• _WHAT TO DO_: For the records below, say how many lines contain the string "Weight". Give the number only.

[start]

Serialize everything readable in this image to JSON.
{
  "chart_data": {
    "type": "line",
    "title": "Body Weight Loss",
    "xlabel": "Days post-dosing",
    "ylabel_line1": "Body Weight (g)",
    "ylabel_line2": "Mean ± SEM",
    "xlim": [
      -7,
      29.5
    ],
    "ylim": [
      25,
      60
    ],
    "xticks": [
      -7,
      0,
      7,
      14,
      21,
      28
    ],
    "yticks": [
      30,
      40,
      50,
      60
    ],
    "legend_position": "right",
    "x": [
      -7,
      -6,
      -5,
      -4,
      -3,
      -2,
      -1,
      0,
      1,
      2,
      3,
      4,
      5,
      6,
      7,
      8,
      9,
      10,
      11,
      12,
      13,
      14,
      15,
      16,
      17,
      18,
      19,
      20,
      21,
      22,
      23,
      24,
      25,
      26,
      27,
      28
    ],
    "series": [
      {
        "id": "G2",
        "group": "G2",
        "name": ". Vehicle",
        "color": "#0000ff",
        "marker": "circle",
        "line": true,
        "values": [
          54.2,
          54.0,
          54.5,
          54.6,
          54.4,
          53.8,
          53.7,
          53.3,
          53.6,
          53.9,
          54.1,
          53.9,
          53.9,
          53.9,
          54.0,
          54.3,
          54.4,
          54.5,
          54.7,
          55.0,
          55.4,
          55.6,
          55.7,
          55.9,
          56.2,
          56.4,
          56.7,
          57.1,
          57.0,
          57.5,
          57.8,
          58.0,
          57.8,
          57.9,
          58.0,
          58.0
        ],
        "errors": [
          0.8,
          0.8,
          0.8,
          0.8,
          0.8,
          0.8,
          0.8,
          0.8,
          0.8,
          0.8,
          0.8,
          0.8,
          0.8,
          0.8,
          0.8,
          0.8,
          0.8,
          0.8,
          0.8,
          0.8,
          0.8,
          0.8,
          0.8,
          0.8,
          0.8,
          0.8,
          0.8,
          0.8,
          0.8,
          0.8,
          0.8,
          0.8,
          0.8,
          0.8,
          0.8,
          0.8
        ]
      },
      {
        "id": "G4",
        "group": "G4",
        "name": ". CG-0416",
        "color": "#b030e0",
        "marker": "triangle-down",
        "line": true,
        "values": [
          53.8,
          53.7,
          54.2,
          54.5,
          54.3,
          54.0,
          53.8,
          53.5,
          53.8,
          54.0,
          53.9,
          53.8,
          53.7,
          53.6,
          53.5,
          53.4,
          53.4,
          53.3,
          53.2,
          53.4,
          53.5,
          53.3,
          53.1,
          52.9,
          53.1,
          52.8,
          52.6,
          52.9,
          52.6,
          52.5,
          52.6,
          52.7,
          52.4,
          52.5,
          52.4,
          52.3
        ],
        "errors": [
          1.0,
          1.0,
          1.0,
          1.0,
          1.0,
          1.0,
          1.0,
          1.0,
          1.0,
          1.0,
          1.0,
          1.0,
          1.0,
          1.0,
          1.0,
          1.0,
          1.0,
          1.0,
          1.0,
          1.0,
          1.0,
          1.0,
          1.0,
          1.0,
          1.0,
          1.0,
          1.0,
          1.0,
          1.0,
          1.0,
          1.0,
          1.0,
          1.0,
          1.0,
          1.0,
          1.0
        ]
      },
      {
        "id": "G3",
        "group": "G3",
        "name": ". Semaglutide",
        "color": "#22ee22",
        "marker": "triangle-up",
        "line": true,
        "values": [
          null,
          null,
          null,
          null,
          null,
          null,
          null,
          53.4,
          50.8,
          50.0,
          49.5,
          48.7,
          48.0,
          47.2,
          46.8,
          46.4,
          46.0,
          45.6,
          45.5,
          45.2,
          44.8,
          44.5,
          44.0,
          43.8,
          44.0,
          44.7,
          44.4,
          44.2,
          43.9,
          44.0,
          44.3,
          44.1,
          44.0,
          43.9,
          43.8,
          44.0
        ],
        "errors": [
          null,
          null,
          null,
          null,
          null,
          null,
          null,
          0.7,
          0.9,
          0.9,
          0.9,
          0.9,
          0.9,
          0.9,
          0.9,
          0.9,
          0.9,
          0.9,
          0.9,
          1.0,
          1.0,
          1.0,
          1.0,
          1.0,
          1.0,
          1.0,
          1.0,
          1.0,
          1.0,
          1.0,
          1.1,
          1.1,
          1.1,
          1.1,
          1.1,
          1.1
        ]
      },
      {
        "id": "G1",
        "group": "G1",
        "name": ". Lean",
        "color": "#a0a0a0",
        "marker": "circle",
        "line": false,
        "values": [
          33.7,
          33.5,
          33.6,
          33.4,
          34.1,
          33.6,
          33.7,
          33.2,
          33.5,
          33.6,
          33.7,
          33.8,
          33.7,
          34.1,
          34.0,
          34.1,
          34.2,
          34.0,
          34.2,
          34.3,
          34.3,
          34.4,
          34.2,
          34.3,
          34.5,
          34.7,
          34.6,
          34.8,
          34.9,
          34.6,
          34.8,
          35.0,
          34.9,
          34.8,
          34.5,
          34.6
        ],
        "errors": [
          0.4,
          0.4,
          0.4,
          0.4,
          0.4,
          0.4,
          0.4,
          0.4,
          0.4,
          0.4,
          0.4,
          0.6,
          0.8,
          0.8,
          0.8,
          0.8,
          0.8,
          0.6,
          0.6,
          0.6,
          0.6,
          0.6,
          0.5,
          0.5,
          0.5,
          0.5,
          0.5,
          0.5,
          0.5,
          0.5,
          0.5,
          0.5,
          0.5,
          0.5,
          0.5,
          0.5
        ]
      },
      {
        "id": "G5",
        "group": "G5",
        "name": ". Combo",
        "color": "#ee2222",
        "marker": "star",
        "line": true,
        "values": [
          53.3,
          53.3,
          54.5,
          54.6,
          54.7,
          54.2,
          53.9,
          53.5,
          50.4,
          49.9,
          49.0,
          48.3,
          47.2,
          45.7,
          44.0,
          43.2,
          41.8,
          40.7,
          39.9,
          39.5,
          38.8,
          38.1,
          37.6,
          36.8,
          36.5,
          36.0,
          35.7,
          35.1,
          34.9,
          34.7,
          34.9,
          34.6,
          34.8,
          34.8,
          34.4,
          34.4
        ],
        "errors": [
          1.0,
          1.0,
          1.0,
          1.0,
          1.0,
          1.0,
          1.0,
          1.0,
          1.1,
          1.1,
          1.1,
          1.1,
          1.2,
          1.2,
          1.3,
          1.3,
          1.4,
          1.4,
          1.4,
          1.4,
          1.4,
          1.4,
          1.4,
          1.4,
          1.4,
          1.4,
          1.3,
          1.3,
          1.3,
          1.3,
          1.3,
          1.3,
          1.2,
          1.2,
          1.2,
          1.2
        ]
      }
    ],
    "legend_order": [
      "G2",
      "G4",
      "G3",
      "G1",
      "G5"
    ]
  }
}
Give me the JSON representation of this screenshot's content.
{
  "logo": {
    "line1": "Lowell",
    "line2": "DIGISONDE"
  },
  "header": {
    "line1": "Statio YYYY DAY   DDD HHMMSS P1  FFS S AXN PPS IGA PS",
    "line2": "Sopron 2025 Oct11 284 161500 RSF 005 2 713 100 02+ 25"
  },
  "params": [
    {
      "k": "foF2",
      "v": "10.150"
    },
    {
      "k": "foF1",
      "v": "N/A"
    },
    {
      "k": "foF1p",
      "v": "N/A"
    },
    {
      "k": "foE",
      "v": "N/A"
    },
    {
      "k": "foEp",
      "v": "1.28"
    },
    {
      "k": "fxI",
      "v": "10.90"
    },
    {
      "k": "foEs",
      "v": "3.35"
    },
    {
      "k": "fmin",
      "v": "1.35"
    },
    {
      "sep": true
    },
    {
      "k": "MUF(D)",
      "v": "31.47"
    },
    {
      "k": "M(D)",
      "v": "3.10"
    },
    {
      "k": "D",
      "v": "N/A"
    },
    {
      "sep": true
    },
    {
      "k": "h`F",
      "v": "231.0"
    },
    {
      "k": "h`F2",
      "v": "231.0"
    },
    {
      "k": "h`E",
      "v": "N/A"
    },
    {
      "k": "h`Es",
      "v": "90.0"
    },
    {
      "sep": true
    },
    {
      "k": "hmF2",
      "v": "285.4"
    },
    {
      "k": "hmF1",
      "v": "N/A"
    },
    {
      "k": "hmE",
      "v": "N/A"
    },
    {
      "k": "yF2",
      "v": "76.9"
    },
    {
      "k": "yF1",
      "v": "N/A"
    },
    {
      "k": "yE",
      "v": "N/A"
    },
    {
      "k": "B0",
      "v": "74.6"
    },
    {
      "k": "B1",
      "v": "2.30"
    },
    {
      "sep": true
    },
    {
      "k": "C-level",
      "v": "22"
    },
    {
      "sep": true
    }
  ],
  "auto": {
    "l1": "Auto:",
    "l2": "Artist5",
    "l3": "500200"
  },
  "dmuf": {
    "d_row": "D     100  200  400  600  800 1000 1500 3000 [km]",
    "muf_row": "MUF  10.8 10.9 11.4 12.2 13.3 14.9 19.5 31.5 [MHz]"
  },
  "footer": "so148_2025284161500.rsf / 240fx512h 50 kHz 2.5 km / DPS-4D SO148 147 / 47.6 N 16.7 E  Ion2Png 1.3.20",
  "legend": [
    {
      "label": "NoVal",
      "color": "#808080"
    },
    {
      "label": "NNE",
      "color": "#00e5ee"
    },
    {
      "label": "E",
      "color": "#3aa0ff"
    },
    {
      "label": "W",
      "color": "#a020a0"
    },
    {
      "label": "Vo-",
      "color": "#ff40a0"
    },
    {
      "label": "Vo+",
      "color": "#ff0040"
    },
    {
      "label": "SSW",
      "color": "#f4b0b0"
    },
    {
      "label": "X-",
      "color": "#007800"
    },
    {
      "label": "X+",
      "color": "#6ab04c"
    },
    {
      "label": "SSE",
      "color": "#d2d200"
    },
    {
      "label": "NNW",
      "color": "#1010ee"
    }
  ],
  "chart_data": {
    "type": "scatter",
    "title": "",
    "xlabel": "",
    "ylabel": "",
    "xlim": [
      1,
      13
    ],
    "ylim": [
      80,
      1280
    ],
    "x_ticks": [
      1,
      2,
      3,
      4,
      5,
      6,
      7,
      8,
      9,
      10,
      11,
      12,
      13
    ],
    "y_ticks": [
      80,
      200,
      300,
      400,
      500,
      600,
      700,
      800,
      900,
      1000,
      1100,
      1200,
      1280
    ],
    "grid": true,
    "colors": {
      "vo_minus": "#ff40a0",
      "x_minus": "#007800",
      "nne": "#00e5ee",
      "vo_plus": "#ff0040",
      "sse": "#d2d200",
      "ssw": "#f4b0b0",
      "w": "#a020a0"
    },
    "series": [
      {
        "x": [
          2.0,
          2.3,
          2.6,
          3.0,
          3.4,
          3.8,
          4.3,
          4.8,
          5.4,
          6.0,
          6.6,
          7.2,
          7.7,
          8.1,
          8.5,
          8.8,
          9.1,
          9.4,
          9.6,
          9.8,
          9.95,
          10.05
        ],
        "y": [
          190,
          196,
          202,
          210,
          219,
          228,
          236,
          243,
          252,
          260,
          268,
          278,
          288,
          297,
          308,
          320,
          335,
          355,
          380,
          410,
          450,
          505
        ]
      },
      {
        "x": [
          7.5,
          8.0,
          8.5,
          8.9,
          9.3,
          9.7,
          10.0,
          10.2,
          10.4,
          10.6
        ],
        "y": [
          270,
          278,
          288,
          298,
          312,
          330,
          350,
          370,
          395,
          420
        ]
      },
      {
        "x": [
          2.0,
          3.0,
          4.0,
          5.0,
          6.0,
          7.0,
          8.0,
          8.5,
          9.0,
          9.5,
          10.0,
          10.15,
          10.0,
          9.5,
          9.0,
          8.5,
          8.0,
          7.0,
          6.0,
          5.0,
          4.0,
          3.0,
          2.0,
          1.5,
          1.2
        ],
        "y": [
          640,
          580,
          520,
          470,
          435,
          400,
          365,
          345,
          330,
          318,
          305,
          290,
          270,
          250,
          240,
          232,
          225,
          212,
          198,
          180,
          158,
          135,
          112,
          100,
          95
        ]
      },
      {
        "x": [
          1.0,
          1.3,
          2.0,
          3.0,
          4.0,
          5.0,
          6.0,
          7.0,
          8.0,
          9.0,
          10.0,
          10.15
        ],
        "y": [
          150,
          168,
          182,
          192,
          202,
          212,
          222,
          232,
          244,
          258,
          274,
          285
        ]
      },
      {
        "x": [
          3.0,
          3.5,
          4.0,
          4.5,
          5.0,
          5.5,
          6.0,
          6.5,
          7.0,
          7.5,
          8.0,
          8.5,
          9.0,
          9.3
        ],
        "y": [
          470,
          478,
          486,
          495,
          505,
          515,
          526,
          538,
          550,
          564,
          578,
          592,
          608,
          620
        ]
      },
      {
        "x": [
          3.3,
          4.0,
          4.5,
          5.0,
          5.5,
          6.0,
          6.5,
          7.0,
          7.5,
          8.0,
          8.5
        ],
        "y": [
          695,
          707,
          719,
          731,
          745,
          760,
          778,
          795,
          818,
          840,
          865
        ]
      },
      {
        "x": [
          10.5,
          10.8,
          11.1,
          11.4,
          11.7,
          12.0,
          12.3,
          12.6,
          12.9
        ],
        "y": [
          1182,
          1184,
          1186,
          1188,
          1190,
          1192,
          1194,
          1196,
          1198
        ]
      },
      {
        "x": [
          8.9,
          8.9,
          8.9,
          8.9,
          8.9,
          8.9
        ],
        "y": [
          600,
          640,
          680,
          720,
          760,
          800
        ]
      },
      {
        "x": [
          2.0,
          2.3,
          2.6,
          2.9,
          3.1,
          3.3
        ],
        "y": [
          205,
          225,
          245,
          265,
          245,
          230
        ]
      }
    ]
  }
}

[end]

• _EXERCISE OUTPUT_: 2